* begin Provided text *

Skip to content

fix(marketplace): correct nllb/parakeet model packaging and sniff archive magic bytes#565

Open
staging-devin-ai-integration[bot] wants to merge 2 commits into
mainfrom
devin/1780751954-fix-marketplace-model-packaging
Open

fix(marketplace): correct nllb/parakeet model packaging and sniff archive magic bytes#565
staging-devin-ai-integration[bot] wants to merge 2 commits into
mainfrom
devin/1780751954-fix-marketplace-model-packaging

Conversation

@staging-devin-ai-integration
Copy link
Copy Markdown
Contributor

@staging-devin-ai-integration staging-devin-ai-integration Bot commented Jun 6, 2026

Summary

  • The nllb model archive on Hugging Face is actually XZ-compressed but published as .tar.bz2, so the installer routed it into BzDecoder and failed with "Failed to read archive entry". The installer now sniffs the leading magic bytes (xz FD 37 7A 58 5A 00, bzip2 BZh, gzip 1F 8B, zstd 28 B5 2F FD) and prefers the content kind over the extension-derived guess, with unit tests covering the mapping. .tar.xz/.txz archives are now supported via liblzma (statically linked).
  • The nllb manifest now points at nllb-200-distilled-600M-ct2-int8.tar.xz — the same bytes as the existing file, just correctly named, so the sha256 (6c95a9bc…) is unchanged. nllb bumped to 0.3.1 (append-only registry).
  • The parakeet package shipped its 4 model files flat into models/, breaking the model_dir: models/sherpa-onnx-nemo-parakeet-tdt-0.6b-v3-int8 expected by the official sample and just download-parakeet-models. The manifest now references a single tarball that extracts to that directory, matching every other ML plugin. parakeet bumped to 0.3.1.

Required out-of-band registry steps (maintainer)

The model artifacts live on Hugging Face, which I cannot write to. Before (or together with) merging:

  1. nllb — upload the existing archive under the corrected name (same bytes, no recompression):
    just download-nllb-models   # on main: fetches the old .tar.bz2 name
    mv models/nllb-200-distilled-600M-ct2-int8.tar.bz2 models/nllb-200-distilled-600M-ct2-int8.tar.xz
    HF_TOKEN=… python3 scripts/marketplace/upload_models_to_hf.py --repo streamkit/nllb-models
    Keep the old .tar.bz2 in place so existing registry versions (≤0.3.0) and old checkouts keep working.
  2. parakeet — build and upload the tarball. The manifest sha256 181f96d0dcac111d68c2ee5843655bb08ecb5fe26f845a915c3e4fca7915b9f8 (486,660,829 bytes) corresponds to this reproducible packaging (GNU tar + bzip2 -9):
    just download-parakeet-models
    cd models && tar --sort=name --owner=0 --group=0 --numeric-owner \
        --mtime='2026-01-01 00:00:00 UTC' \
        -cf sherpa-onnx-nemo-parakeet-tdt-0.6b-v3-int8.tar sherpa-onnx-nemo-parakeet-tdt-0.6b-v3-int8 \
      && bzip2 -9 sherpa-onnx-nemo-parakeet-tdt-0.6b-v3-int8.tar && cd ..
    sha256sum models/sherpa-onnx-nemo-parakeet-tdt-0.6b-v3-int8.tar.bz2  # must print 181f96d0…
    HF_TOKEN=… python3 scripts/marketplace/upload_models_to_hf.py --repo streamkit/parakeet-models
    The flat files stay in place for older registry versions.

* end Provided text *

__The tasks__
[1] In the pull request on marketplace model packaging, what compression does the nllb model archive on Hugging Face actually use?
[2] Pick up the pull request on marketplace model packaging where it stops, and keep writing it.

* begin Source material *

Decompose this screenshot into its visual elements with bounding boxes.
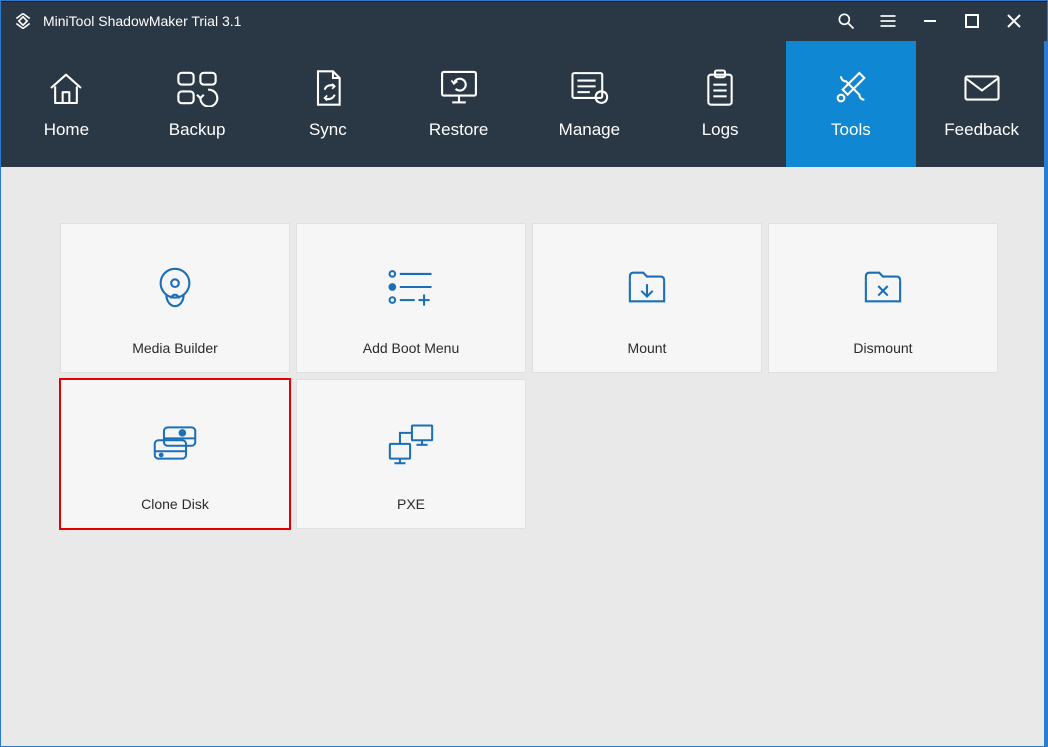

* end Source material *

__Answers for this exercise__
[1] XZ compression, even though it was published as .tar.bz2.

[2]
  3. Run the Marketplace Release workflow to publish the 0.3.1 manifests.

Alternatively, provide me an HF write token and I can perform the uploads.

Review & Validation

  • cargo test -p streamkit-server marketplace_installer (sniffing + extraction tests pass)
  • Confirm the HF artifacts above are uploaded before the registry release; until then 0.3.1 installs will fail with a 404/hash mismatch
  • Note: even without the registry republish, the magic-byte sniffing alone fixes nllb installs of the current mislabeled archive

Notes

  • scripts/marketplace/test_append_only.py is broken on main (it invokes build_registry.py without the now-required --bundle-url-template arg) — preexisting, unrelated to this change.

Fixes #549
Fixes #548

Link to Devin session: https://staging.itsdev.in/sessions/bff20f8daa8045f6a5725cfd58666e2a
Requested by: @streamer45


Devin Review

Status Commit
🟢 Reviewed 0e9bd94
Open in Devin Review (Staging)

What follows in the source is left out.